» Written task: Check every line of the material below for the string "JSON", and return the ones that have it.

(Records from a data collection)
↓
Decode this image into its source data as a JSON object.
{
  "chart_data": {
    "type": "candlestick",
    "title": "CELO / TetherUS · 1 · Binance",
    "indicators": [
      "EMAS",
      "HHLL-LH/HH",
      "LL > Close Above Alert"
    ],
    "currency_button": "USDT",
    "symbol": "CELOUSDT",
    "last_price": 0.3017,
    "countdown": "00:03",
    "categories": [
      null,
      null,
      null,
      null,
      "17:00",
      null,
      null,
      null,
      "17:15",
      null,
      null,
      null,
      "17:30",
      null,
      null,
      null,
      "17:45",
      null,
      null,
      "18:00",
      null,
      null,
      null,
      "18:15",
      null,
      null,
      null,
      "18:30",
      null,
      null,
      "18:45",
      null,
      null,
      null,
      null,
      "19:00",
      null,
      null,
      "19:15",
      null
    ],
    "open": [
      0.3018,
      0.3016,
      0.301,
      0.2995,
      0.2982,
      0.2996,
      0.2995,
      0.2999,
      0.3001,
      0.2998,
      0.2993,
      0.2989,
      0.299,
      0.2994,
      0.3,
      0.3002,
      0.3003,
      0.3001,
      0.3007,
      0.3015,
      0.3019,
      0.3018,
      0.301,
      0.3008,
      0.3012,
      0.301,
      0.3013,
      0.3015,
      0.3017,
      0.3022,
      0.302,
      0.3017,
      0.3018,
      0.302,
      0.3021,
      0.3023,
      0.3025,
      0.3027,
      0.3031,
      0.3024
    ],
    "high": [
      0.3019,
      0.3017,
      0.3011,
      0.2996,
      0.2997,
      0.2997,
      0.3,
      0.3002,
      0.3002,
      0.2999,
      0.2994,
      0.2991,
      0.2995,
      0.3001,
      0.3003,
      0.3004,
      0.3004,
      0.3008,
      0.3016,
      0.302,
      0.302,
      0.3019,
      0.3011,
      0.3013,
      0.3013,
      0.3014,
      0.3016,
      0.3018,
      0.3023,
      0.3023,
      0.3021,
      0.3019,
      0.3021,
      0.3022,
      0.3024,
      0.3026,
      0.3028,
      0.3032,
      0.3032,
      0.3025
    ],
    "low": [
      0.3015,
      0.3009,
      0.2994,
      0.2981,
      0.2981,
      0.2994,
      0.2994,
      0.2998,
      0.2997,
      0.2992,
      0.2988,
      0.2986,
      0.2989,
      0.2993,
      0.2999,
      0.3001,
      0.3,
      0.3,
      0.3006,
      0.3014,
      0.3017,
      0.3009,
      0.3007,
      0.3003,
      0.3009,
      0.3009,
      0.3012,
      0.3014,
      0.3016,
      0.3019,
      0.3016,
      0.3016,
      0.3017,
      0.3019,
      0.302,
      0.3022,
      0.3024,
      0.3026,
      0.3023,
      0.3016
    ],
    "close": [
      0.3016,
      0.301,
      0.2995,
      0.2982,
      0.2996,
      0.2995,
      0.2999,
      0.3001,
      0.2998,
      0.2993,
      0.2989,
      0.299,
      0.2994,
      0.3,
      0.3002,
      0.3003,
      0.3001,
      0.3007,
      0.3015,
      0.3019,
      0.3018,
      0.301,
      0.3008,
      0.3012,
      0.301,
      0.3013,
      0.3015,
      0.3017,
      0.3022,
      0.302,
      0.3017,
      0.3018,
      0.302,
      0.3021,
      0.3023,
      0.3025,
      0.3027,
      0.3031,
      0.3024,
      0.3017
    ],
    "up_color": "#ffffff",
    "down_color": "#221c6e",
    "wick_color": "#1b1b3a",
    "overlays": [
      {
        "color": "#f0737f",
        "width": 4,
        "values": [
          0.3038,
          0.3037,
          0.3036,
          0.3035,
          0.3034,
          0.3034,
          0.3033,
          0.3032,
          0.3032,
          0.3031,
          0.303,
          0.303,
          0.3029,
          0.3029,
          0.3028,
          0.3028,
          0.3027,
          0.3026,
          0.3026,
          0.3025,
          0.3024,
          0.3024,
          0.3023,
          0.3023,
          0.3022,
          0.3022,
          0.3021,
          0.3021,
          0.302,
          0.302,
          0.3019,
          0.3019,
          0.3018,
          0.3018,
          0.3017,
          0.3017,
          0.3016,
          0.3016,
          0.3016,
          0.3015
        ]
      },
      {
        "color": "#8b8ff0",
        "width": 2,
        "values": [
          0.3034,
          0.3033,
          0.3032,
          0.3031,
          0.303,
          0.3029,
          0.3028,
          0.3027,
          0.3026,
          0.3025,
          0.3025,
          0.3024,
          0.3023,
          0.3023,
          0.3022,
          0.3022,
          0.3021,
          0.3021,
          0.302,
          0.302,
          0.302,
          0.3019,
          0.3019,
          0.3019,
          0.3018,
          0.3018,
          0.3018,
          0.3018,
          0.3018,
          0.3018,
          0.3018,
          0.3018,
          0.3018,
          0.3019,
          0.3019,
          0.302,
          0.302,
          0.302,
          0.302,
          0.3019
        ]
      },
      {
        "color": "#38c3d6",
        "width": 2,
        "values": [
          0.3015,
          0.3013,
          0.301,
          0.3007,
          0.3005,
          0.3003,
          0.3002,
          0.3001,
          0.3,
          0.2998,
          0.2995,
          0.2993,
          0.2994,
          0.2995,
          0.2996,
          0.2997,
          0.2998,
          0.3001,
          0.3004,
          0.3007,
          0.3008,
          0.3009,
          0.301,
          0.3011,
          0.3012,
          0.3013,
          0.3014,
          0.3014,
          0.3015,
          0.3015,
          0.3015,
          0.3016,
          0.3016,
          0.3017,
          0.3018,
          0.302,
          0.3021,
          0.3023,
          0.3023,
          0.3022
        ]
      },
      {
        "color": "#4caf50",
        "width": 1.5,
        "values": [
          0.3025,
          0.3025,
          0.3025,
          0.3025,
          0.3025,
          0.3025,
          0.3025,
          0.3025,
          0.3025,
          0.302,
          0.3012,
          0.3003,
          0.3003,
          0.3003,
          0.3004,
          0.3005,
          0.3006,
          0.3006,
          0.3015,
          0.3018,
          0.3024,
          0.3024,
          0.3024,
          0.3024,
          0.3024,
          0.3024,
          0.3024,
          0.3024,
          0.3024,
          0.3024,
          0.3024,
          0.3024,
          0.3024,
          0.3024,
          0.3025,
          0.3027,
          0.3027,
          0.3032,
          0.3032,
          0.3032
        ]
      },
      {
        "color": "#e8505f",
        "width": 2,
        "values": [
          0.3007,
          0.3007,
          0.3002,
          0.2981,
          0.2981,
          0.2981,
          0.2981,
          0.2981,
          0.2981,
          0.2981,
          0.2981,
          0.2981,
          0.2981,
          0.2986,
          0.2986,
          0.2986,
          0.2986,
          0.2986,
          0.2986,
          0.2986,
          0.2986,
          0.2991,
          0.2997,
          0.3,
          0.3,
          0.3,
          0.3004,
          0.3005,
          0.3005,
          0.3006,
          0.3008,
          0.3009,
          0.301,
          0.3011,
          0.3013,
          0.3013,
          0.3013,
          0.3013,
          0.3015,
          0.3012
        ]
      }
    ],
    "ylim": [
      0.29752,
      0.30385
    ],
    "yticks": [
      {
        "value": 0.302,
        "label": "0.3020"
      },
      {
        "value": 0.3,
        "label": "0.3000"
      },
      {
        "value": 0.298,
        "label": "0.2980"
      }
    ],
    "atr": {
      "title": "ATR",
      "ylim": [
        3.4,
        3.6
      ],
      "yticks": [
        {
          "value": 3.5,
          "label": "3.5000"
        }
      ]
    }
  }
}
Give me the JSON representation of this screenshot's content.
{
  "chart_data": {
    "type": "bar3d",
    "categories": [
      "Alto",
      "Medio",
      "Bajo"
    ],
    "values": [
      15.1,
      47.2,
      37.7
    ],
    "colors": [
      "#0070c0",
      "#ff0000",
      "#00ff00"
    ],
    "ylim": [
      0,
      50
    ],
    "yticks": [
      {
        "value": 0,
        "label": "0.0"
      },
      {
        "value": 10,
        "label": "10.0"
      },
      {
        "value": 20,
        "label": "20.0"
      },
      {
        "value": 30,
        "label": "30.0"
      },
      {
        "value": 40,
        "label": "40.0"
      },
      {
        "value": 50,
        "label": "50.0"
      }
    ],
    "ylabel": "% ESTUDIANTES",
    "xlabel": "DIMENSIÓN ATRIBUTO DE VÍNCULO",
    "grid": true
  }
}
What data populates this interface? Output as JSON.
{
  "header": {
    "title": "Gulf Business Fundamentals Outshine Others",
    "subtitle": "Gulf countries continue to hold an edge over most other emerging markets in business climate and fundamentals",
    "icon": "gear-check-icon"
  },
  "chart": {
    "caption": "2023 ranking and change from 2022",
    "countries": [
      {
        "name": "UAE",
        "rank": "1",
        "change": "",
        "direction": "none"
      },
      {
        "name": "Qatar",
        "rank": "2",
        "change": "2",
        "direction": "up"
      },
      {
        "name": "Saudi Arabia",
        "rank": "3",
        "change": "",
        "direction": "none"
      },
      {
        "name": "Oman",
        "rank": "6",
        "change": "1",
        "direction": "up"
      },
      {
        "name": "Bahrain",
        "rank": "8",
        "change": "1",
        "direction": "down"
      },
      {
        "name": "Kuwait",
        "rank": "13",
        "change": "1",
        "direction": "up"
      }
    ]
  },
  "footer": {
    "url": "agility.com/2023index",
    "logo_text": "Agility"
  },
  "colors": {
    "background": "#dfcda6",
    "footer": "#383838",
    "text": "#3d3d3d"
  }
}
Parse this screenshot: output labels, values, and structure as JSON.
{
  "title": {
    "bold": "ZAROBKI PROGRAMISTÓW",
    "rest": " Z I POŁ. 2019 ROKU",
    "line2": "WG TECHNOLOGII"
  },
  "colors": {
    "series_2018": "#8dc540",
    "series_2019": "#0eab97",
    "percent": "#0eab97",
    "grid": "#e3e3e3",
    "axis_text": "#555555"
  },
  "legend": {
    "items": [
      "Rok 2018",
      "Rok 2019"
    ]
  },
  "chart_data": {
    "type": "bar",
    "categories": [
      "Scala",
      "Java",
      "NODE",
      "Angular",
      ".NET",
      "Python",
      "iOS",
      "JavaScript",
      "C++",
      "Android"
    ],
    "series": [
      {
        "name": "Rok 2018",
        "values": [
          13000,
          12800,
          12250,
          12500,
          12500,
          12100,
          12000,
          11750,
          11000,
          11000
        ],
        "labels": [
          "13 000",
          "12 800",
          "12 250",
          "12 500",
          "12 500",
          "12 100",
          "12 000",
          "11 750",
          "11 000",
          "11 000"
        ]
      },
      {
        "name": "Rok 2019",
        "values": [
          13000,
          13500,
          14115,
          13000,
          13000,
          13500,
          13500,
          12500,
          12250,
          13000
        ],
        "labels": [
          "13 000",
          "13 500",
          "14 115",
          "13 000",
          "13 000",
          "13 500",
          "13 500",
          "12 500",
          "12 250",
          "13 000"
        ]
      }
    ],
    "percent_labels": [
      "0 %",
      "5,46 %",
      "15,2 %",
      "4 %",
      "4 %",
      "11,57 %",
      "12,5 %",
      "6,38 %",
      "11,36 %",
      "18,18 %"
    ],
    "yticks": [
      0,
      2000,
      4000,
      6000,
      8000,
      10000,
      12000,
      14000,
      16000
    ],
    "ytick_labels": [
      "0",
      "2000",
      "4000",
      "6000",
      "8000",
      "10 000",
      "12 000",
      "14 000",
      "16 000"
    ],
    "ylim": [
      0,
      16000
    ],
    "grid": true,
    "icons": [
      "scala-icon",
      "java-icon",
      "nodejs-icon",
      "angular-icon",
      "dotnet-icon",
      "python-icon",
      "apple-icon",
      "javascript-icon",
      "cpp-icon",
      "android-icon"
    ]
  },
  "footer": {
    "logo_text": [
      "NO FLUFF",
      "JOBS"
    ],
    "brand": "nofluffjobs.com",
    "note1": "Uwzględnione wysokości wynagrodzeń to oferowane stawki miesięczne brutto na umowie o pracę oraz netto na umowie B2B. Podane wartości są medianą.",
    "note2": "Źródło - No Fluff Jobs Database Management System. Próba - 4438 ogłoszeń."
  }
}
↑
» Output for this exercise:
Decode this image into its source data as a JSON object.
Give me the JSON representation of this screenshot's content.
What data populates this interface? Output as JSON.
Parse this screenshot: output labels, values, and structure as JSON.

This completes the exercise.